RECORDS FOR THE EXERCISE:
□ □ □ □ □

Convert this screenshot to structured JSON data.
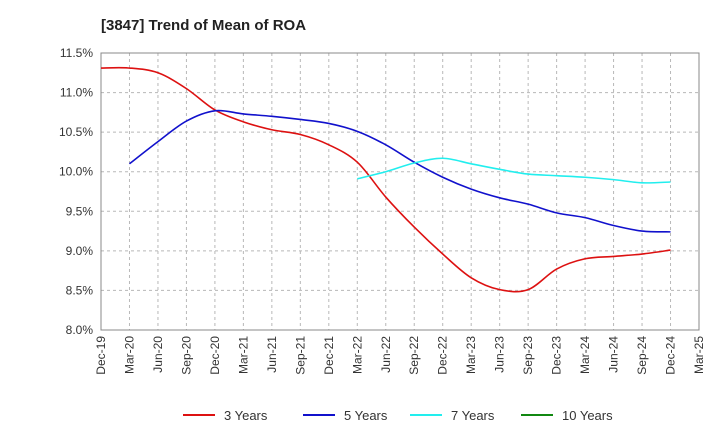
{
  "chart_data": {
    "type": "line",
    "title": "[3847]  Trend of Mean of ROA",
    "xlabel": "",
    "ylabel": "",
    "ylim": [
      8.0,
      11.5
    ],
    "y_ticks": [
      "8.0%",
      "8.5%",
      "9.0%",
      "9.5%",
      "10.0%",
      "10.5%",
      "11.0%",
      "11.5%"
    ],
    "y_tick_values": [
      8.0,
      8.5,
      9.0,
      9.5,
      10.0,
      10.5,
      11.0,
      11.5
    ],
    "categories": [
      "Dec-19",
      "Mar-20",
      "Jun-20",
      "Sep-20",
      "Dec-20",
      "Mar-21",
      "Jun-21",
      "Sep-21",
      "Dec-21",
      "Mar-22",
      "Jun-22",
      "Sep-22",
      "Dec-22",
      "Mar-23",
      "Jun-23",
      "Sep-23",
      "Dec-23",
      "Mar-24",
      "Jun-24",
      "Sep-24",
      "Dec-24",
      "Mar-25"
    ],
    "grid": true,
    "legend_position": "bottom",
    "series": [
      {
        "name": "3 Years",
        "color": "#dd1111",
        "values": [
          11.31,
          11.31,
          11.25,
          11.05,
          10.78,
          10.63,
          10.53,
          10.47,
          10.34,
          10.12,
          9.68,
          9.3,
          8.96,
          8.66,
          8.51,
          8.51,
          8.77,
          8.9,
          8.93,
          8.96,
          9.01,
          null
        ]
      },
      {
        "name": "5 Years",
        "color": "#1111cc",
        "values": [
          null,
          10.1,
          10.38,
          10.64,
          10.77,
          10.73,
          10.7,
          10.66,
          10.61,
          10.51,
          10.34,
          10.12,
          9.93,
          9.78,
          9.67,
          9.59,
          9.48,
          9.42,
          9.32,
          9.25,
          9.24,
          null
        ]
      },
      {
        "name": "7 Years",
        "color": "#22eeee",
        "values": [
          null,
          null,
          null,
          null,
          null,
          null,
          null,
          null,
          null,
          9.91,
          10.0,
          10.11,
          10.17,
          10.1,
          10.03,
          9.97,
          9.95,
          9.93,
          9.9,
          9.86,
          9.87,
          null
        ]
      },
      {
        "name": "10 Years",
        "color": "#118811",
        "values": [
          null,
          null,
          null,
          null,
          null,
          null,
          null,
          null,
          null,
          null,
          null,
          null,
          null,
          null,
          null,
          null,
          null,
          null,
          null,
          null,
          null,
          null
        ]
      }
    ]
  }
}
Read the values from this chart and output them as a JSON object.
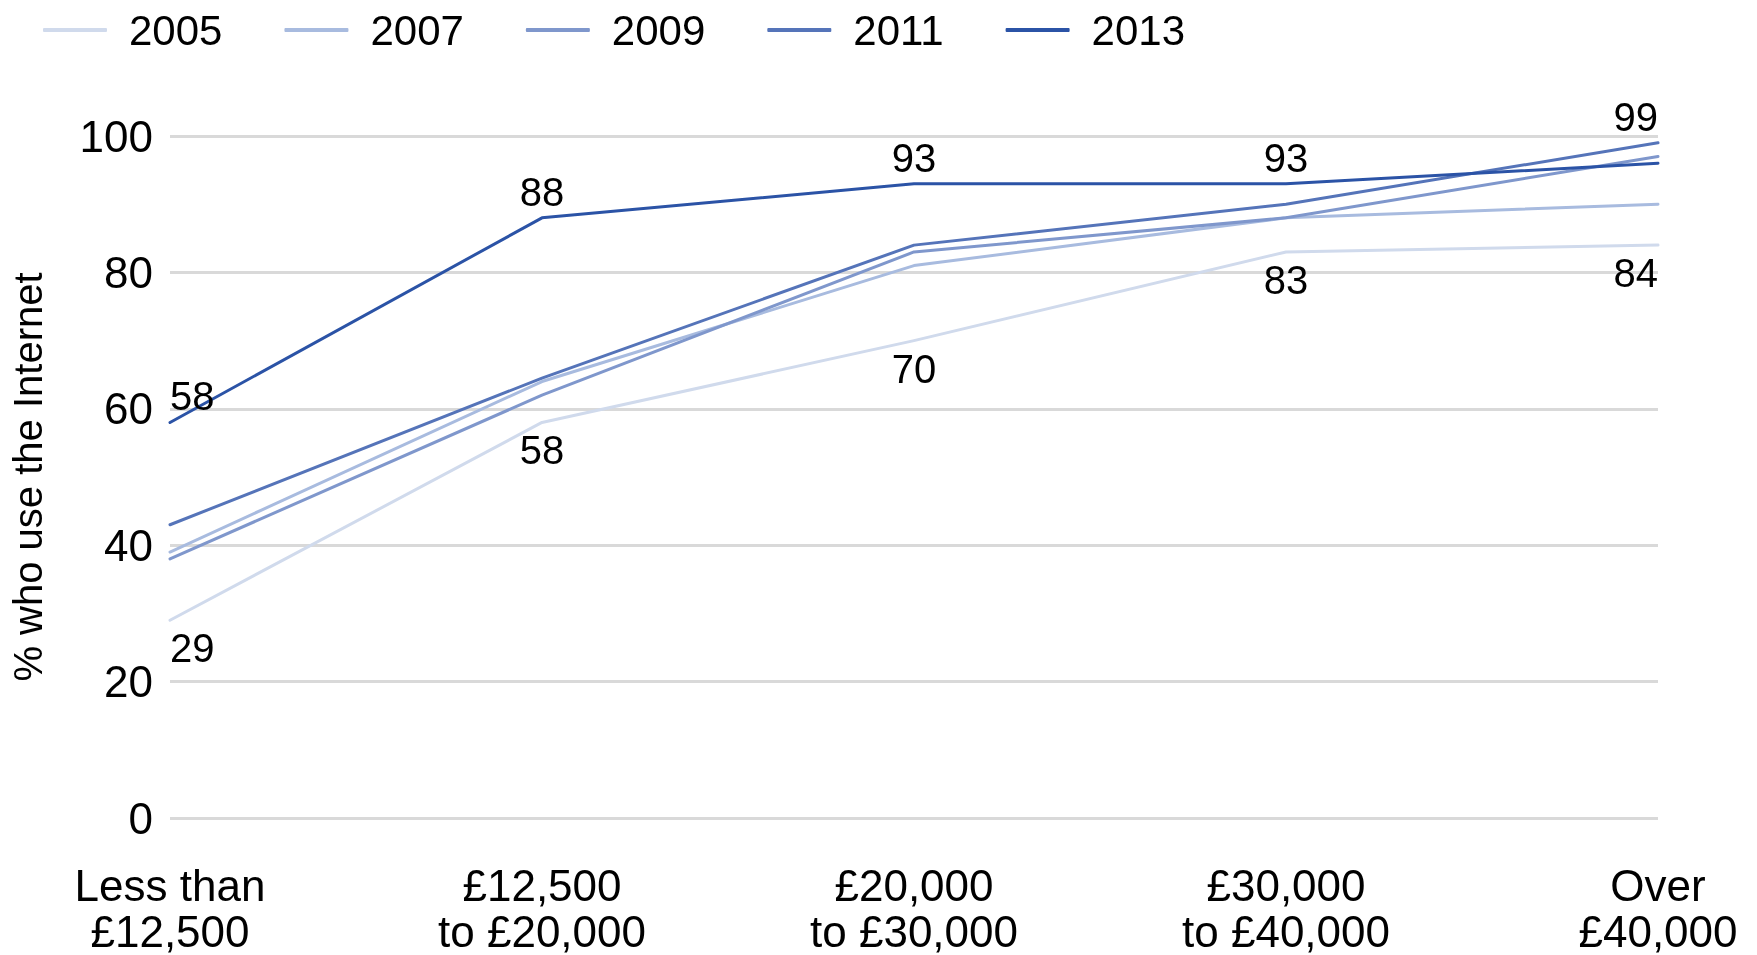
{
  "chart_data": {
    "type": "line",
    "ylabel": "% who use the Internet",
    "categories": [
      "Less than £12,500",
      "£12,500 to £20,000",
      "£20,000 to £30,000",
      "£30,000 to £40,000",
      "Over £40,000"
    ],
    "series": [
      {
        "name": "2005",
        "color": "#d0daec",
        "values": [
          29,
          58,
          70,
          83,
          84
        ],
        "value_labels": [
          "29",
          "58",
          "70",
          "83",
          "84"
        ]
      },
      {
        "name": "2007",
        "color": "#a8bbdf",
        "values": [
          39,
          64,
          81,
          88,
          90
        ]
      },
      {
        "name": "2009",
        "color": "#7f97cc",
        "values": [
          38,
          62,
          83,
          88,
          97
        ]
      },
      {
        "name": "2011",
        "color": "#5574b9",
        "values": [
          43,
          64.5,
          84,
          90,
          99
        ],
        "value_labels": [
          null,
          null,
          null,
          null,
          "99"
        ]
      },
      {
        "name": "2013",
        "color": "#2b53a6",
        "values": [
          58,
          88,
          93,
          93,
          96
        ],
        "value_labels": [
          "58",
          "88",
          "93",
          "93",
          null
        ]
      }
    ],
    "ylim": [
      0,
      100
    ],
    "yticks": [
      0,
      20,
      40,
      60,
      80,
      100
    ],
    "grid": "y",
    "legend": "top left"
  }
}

□ □ □ □ □

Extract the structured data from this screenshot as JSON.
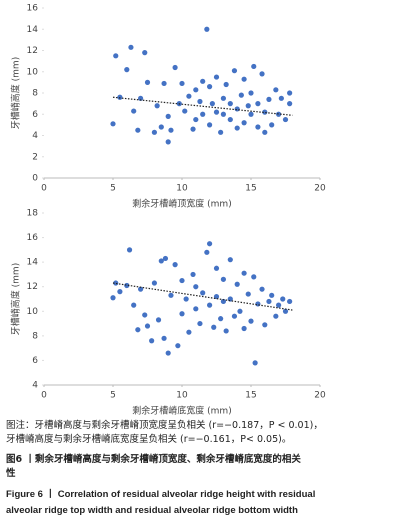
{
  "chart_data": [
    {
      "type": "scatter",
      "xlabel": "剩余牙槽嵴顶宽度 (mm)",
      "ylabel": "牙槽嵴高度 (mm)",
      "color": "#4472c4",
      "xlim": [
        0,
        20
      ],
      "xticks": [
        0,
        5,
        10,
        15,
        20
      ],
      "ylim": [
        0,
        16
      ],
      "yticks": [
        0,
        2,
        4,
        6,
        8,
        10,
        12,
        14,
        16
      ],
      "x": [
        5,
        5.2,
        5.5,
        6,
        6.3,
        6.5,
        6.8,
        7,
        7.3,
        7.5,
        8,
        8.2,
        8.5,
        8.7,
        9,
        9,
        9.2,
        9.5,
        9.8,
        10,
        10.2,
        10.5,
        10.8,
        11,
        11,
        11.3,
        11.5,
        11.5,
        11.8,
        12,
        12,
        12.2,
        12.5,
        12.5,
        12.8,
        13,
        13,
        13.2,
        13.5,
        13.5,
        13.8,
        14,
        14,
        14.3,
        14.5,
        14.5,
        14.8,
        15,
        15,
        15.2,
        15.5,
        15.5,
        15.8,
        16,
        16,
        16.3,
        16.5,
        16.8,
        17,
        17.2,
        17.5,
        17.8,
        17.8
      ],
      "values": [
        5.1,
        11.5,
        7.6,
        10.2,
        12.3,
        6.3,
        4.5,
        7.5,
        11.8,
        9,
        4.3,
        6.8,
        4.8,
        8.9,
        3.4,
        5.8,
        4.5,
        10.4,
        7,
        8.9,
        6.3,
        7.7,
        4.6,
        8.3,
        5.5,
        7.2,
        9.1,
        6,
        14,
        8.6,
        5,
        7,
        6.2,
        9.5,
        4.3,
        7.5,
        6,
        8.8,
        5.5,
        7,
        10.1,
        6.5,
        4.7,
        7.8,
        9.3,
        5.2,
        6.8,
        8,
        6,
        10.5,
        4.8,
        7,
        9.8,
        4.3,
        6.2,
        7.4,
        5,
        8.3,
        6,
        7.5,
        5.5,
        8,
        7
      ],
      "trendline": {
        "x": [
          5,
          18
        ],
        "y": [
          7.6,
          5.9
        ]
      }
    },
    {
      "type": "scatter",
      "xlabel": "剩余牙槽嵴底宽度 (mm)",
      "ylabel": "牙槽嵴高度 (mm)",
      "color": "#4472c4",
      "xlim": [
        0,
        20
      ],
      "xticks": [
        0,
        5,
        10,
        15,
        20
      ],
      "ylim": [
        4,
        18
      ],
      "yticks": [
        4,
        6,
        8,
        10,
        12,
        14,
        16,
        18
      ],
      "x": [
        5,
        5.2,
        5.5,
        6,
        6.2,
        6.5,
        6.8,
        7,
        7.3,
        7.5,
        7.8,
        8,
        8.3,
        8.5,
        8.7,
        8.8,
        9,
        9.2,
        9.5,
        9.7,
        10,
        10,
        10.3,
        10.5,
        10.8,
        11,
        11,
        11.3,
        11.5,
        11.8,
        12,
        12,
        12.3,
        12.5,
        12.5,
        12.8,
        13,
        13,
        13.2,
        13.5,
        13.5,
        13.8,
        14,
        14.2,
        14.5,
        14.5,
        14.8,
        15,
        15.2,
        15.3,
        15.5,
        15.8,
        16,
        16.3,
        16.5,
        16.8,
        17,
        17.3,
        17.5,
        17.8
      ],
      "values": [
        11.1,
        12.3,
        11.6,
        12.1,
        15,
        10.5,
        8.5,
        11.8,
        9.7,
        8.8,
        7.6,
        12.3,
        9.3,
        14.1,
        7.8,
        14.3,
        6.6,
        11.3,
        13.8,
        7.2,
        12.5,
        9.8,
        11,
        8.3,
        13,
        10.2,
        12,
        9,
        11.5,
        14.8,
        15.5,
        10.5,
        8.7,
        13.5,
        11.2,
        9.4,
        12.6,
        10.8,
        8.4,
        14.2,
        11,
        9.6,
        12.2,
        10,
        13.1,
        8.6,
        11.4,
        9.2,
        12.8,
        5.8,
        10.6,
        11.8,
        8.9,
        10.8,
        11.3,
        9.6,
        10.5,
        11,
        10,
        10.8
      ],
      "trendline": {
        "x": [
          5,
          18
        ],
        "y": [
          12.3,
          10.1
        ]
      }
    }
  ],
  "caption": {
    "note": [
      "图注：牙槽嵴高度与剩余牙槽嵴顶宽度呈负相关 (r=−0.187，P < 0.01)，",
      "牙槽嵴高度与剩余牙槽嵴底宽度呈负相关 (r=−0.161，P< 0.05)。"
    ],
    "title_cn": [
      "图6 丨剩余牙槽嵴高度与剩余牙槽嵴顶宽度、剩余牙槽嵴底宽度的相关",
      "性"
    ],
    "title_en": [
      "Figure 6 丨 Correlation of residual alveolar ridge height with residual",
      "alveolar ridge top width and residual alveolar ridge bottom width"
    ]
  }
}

□ □ □ □ □

TASK DESCRIPTION:
In the listing above, locate each line with "ylabel" and copy it.

THE COMPLETED TASK:
    "ylabel": "",
    "ylabel": "% who use the Internet",
      "ylabel": "牙槽嵴高度 (mm)",
      "ylabel": "牙槽嵴高度 (mm)",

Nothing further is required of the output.